## What you have to do
Copy out each line exactly; pictures stay out of the copy.

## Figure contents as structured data
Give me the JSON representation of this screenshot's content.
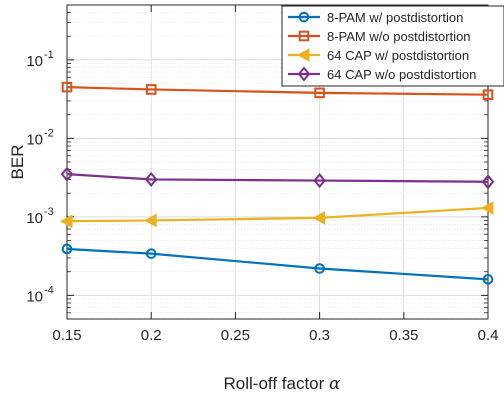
{
  "chart_data": {
    "type": "line",
    "title": "",
    "xlabel": "Roll-off factor",
    "xlabel_symbol": "α",
    "ylabel": "BER",
    "xlim": [
      0.15,
      0.4
    ],
    "ylim": [
      5e-05,
      0.5
    ],
    "yscale": "log",
    "grid": true,
    "legend_position": "top-right",
    "x_ticks": [
      "0.15",
      "0.2",
      "0.25",
      "0.3",
      "0.35",
      "0.4"
    ],
    "x_tick_values": [
      0.15,
      0.2,
      0.25,
      0.3,
      0.35,
      0.4
    ],
    "y_ticks": [
      {
        "value": 0.0001,
        "base": "10",
        "exp": "-4"
      },
      {
        "value": 0.001,
        "base": "10",
        "exp": "-3"
      },
      {
        "value": 0.01,
        "base": "10",
        "exp": "-2"
      },
      {
        "value": 0.1,
        "base": "10",
        "exp": "-1"
      }
    ],
    "x": [
      0.15,
      0.2,
      0.3,
      0.4
    ],
    "series": [
      {
        "name": "8-PAM w/ postdistortion",
        "color": "#0072BD",
        "marker": "circle",
        "values": [
          0.00039,
          0.00034,
          0.00022,
          0.00016
        ]
      },
      {
        "name": "8-PAM w/o postdistortion",
        "color": "#D95319",
        "marker": "square",
        "values": [
          0.045,
          0.042,
          0.038,
          0.036
        ]
      },
      {
        "name": "64 CAP w/ postdistortion",
        "color": "#EDB120",
        "marker": "triangle-left",
        "values": [
          0.00088,
          0.0009,
          0.00097,
          0.0013
        ]
      },
      {
        "name": "64 CAP w/o postdistortion",
        "color": "#7E2F8E",
        "marker": "diamond",
        "values": [
          0.0035,
          0.003,
          0.0029,
          0.0028
        ]
      }
    ]
  }
}
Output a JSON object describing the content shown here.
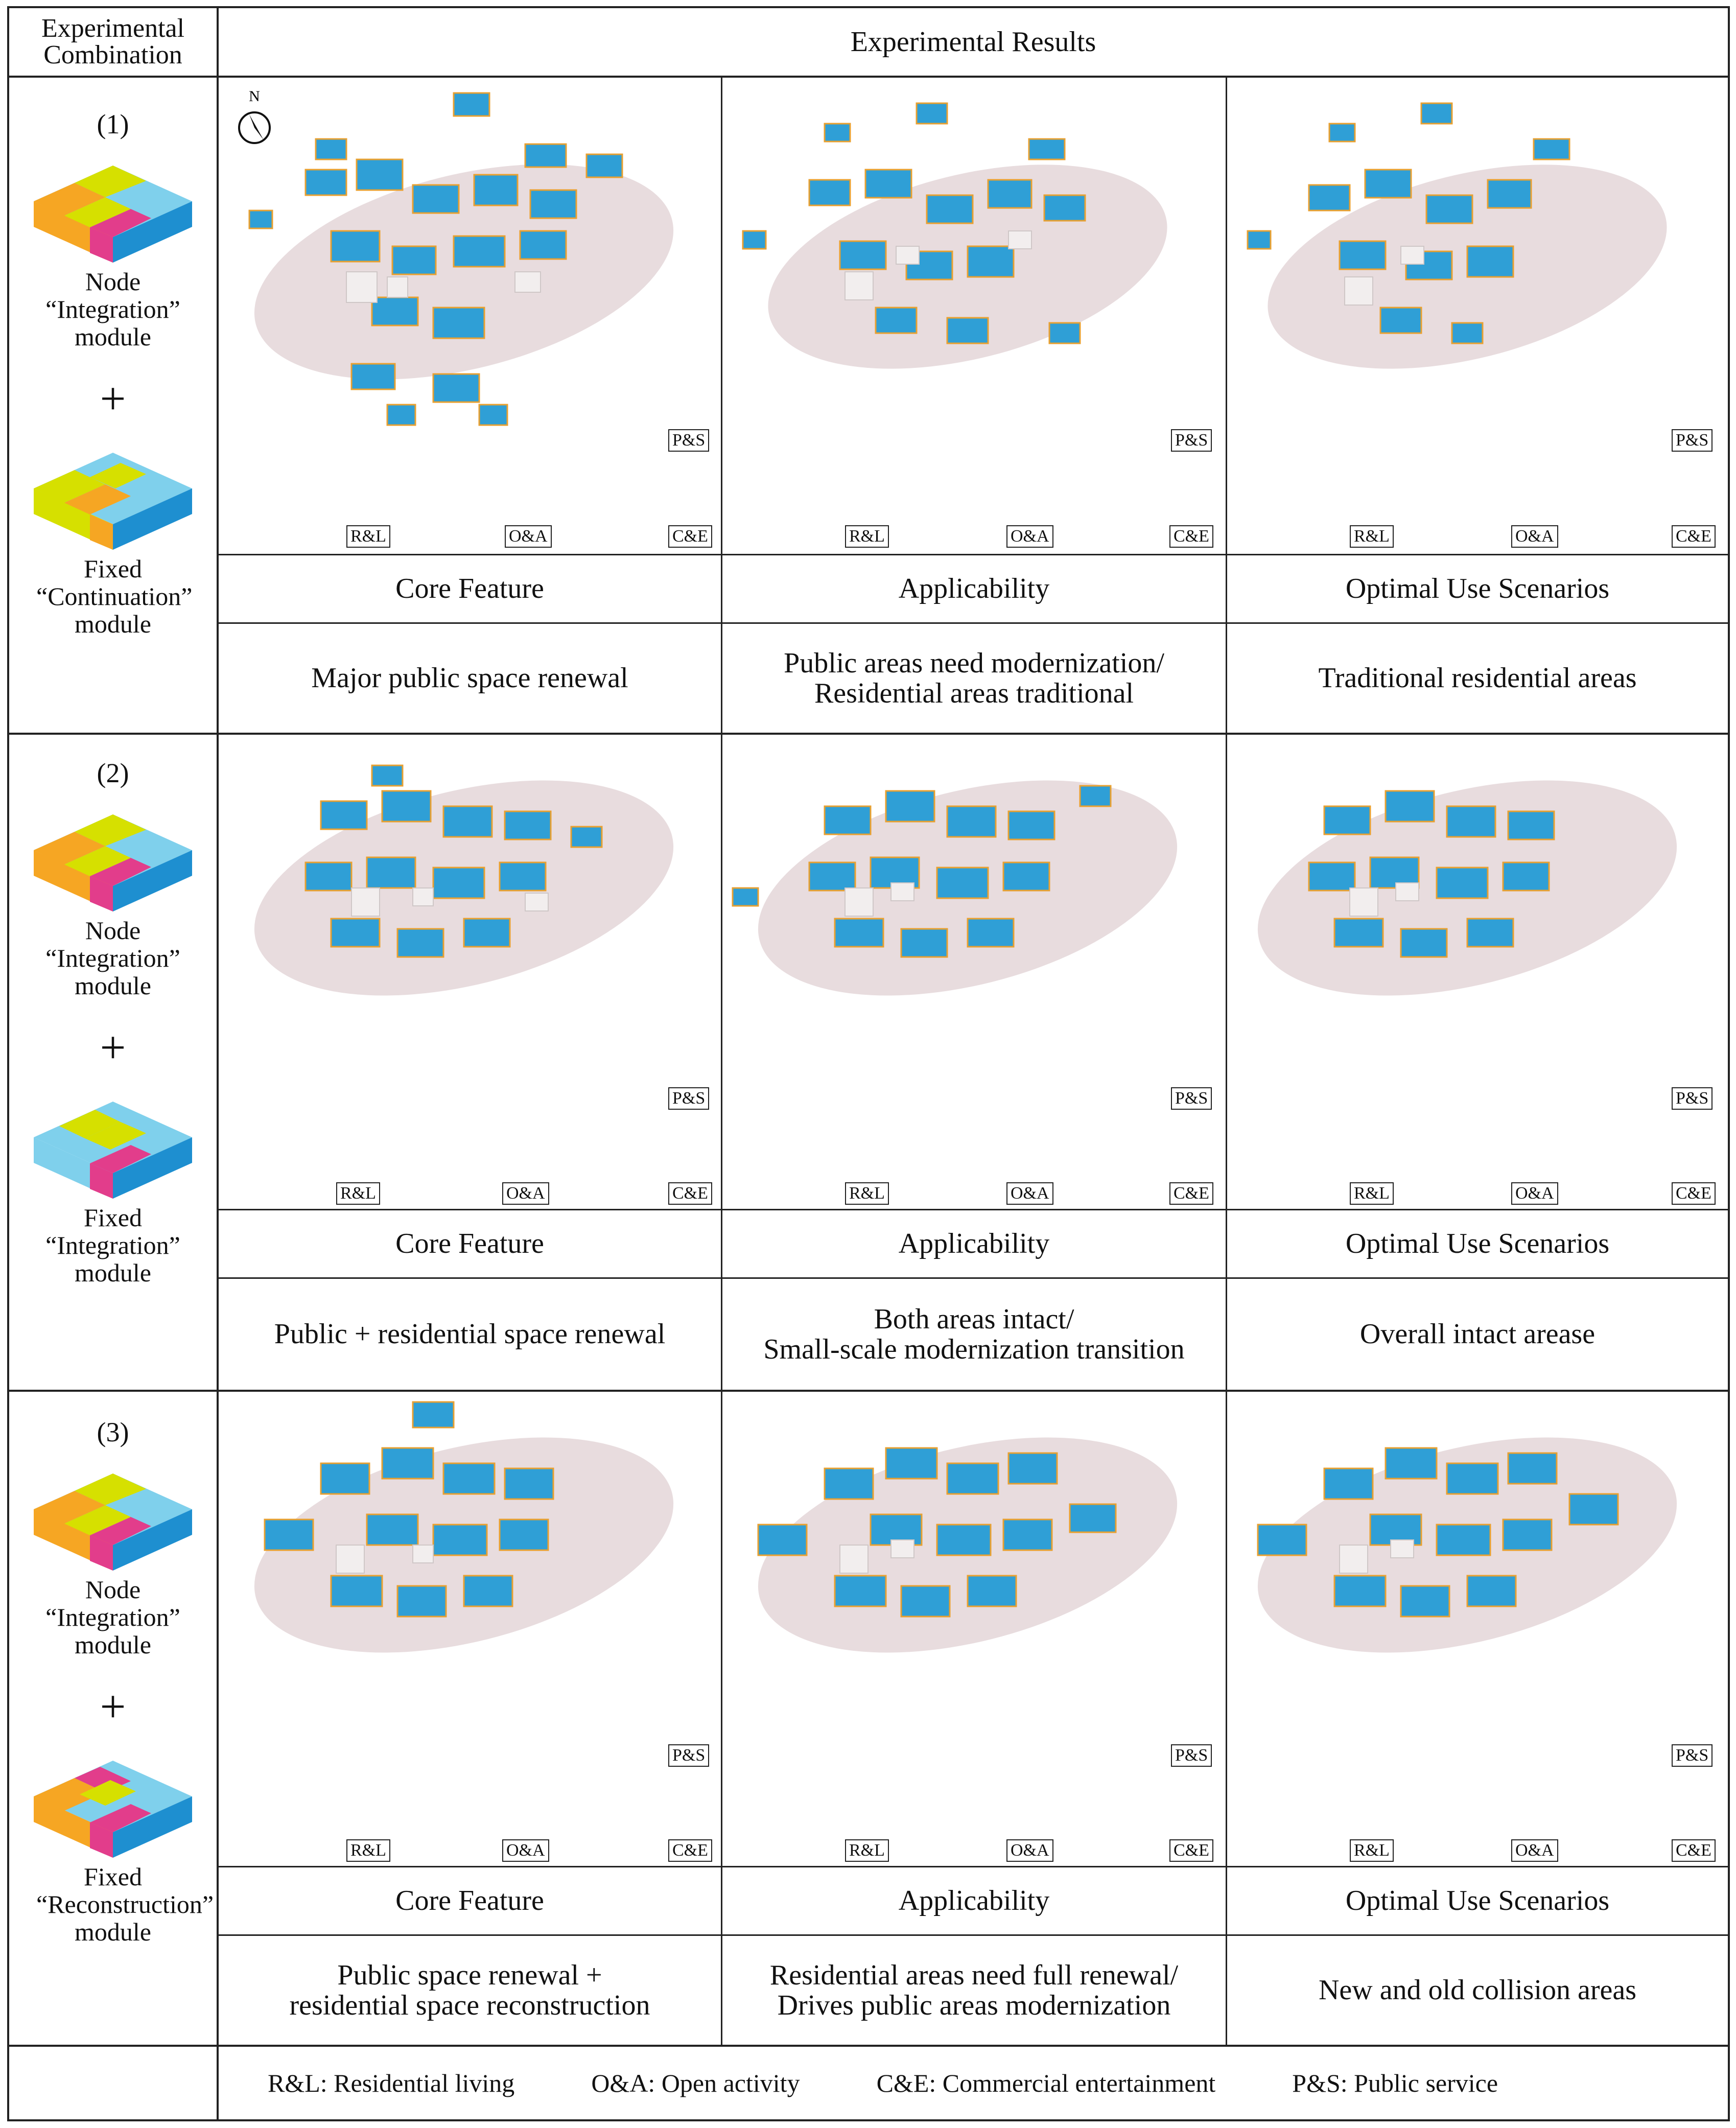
{
  "header": {
    "combination_label": "Experimental Combination",
    "results_label": "Experimental Results"
  },
  "colors": {
    "yellow": "#d6e000",
    "orange": "#f6a623",
    "pink": "#e23d8b",
    "blue": "#7fd0ec",
    "blue_dark": "#1e8fd0",
    "site": "#e8dcde"
  },
  "compass_label": "N",
  "map_tags": {
    "ps": "P&S",
    "rl": "R&L",
    "oa": "O&A",
    "ce": "C&E"
  },
  "rows": [
    {
      "number": "(1)",
      "node_module": "Node “Integration” module",
      "plus": "+",
      "fixed_module": "Fixed “Continuation” module",
      "col_titles": [
        "Core Feature",
        "Applicability",
        "Optimal Use Scenarios"
      ],
      "core_feature": "Major public space renewal",
      "applicability_line1": "Public areas need modernization/",
      "applicability_line2": "Residential areas traditional",
      "scenario": "Traditional residential areas"
    },
    {
      "number": "(2)",
      "node_module": "Node “Integration” module",
      "plus": "+",
      "fixed_module": "Fixed “Integration” module",
      "col_titles": [
        "Core Feature",
        "Applicability",
        "Optimal Use Scenarios"
      ],
      "core_feature": "Public + residential space renewal",
      "applicability_line1": "Both areas intact/",
      "applicability_line2": "Small-scale modernization transition",
      "scenario": "Overall intact arease"
    },
    {
      "number": "(3)",
      "node_module": "Node “Integration” module",
      "plus": "+",
      "fixed_module": "Fixed “Reconstruction” module",
      "col_titles": [
        "Core Feature",
        "Applicability",
        "Optimal Use Scenarios"
      ],
      "core_feature_line1": "Public space renewal +",
      "core_feature_line2": "residential space reconstruction",
      "applicability_line1": "Residential areas need full renewal/",
      "applicability_line2": "Drives public areas modernization",
      "scenario": "New and old collision areas"
    }
  ],
  "legend": {
    "rl": "R&L: Residential living",
    "oa": "O&A: Open activity",
    "ce": "C&E: Commercial entertainment",
    "ps": "P&S: Public service"
  }
}
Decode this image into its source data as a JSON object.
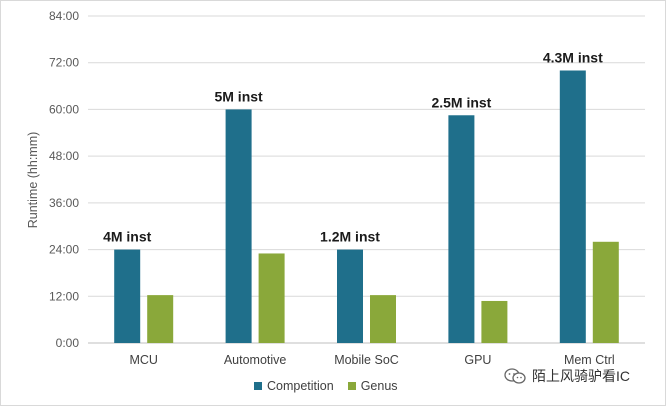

## Solution
Give me the JSON representation of this screenshot's content.
{
  "chart_data": {
    "type": "line",
    "title": "",
    "xlabel": "Roll-off factor",
    "xlabel_symbol": "α",
    "ylabel": "BER",
    "xlim": [
      0.15,
      0.4
    ],
    "ylim": [
      5e-05,
      0.5
    ],
    "yscale": "log",
    "grid": true,
    "legend_position": "top-right",
    "x_ticks": [
      "0.15",
      "0.2",
      "0.25",
      "0.3",
      "0.35",
      "0.4"
    ],
    "x_tick_values": [
      0.15,
      0.2,
      0.25,
      0.3,
      0.35,
      0.4
    ],
    "y_ticks": [
      {
        "value": 0.0001,
        "base": "10",
        "exp": "-4"
      },
      {
        "value": 0.001,
        "base": "10",
        "exp": "-3"
      },
      {
        "value": 0.01,
        "base": "10",
        "exp": "-2"
      },
      {
        "value": 0.1,
        "base": "10",
        "exp": "-1"
      }
    ],
    "x": [
      0.15,
      0.2,
      0.3,
      0.4
    ],
    "series": [
      {
        "name": "8-PAM w/ postdistortion",
        "color": "#0072BD",
        "marker": "circle",
        "values": [
          0.00039,
          0.00034,
          0.00022,
          0.00016
        ]
      },
      {
        "name": "8-PAM w/o postdistortion",
        "color": "#D95319",
        "marker": "square",
        "values": [
          0.045,
          0.042,
          0.038,
          0.036
        ]
      },
      {
        "name": "64 CAP w/ postdistortion",
        "color": "#EDB120",
        "marker": "triangle-left",
        "values": [
          0.00088,
          0.0009,
          0.00097,
          0.0013
        ]
      },
      {
        "name": "64 CAP w/o postdistortion",
        "color": "#7E2F8E",
        "marker": "diamond",
        "values": [
          0.0035,
          0.003,
          0.0029,
          0.0028
        ]
      }
    ]
  }
}
Output a JSON object describing the content shown here.
{
  "header": {
    "combination_label": "Experimental Combination",
    "results_label": "Experimental Results"
  },
  "colors": {
    "yellow": "#d6e000",
    "orange": "#f6a623",
    "pink": "#e23d8b",
    "blue": "#7fd0ec",
    "blue_dark": "#1e8fd0",
    "site": "#e8dcde"
  },
  "compass_label": "N",
  "map_tags": {
    "ps": "P&S",
    "rl": "R&L",
    "oa": "O&A",
    "ce": "C&E"
  },
  "rows": [
    {
      "number": "(1)",
      "node_module": "Node “Integration” module",
      "plus": "+",
      "fixed_module": "Fixed “Continuation” module",
      "col_titles": [
        "Core Feature",
        "Applicability",
        "Optimal Use Scenarios"
      ],
      "core_feature": "Major public space renewal",
      "applicability_line1": "Public areas need modernization/",
      "applicability_line2": "Residential areas traditional",
      "scenario": "Traditional residential areas"
    },
    {
      "number": "(2)",
      "node_module": "Node “Integration” module",
      "plus": "+",
      "fixed_module": "Fixed “Integration” module",
      "col_titles": [
        "Core Feature",
        "Applicability",
        "Optimal Use Scenarios"
      ],
      "core_feature": "Public + residential space renewal",
      "applicability_line1": "Both areas intact/",
      "applicability_line2": "Small-scale modernization transition",
      "scenario": "Overall intact arease"
    },
    {
      "number": "(3)",
      "node_module": "Node “Integration” module",
      "plus": "+",
      "fixed_module": "Fixed “Reconstruction” module",
      "col_titles": [
        "Core Feature",
        "Applicability",
        "Optimal Use Scenarios"
      ],
      "core_feature_line1": "Public space renewal +",
      "core_feature_line2": "residential space reconstruction",
      "applicability_line1": "Residential areas need full renewal/",
      "applicability_line2": "Drives public areas modernization",
      "scenario": "New and old collision areas"
    }
  ],
  "legend": {
    "rl": "R&L: Residential living",
    "oa": "O&A: Open activity",
    "ce": "C&E: Commercial entertainment",
    "ps": "P&S: Public service"
  }
}
Decode this image into its source data as a JSON object.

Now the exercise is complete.